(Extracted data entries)
BEGIN

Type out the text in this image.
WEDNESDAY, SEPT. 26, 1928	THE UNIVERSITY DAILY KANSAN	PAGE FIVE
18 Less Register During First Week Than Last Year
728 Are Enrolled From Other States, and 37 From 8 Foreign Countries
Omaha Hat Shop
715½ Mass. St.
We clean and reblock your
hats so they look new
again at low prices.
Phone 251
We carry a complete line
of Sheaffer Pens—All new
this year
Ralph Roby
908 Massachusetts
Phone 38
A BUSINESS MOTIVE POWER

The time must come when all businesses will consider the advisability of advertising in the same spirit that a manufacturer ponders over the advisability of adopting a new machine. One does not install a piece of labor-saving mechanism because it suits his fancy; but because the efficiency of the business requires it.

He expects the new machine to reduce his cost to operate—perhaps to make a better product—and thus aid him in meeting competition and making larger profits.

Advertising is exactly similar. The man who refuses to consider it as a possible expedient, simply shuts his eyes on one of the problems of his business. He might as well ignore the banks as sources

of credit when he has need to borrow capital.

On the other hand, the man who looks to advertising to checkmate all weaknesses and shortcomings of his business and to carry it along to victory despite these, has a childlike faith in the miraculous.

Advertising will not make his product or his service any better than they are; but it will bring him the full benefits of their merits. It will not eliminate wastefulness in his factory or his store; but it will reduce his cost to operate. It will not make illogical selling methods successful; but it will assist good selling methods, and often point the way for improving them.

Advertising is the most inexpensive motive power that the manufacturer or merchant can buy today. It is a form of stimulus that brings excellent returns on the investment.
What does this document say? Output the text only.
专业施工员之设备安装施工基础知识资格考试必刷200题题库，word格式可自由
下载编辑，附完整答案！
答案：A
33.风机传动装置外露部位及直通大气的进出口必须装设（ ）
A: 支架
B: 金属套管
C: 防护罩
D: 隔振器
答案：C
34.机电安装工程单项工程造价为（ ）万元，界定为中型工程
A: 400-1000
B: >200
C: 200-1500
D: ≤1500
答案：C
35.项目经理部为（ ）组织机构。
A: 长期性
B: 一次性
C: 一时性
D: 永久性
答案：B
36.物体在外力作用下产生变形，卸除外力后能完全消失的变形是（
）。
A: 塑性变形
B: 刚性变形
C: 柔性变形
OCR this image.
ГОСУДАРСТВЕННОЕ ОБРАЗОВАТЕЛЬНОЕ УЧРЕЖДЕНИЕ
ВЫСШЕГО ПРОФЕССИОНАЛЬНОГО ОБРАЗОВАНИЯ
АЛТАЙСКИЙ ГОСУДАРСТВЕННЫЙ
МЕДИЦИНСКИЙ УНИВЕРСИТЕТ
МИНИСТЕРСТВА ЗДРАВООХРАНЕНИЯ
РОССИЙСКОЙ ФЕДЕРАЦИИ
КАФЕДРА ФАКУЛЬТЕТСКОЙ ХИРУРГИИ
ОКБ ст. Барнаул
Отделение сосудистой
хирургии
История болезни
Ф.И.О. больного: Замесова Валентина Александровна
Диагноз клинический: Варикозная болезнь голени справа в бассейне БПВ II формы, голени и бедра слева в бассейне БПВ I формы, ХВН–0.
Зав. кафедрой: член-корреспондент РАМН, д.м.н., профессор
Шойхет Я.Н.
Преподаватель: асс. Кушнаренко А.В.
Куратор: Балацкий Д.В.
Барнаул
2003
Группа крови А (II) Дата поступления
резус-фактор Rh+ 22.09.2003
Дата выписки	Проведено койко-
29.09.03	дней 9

END

» DIRECTIONS FOR THIS TASK
Copy each line from the records above that includes the string "machine".

» TASK SOLUTION
The time must come when all businesses will consider the advisability of advertising in the same spirit that a manufacturer ponders over the advisability of adopting a new machine. One does not install a piece of labor-saving mechanism because it suits his fancy; but because the efficiency of the business requires it.
He expects the new machine to reduce his cost to operate—perhaps to make a better product—and thus aid him in meeting competition and making larger profits.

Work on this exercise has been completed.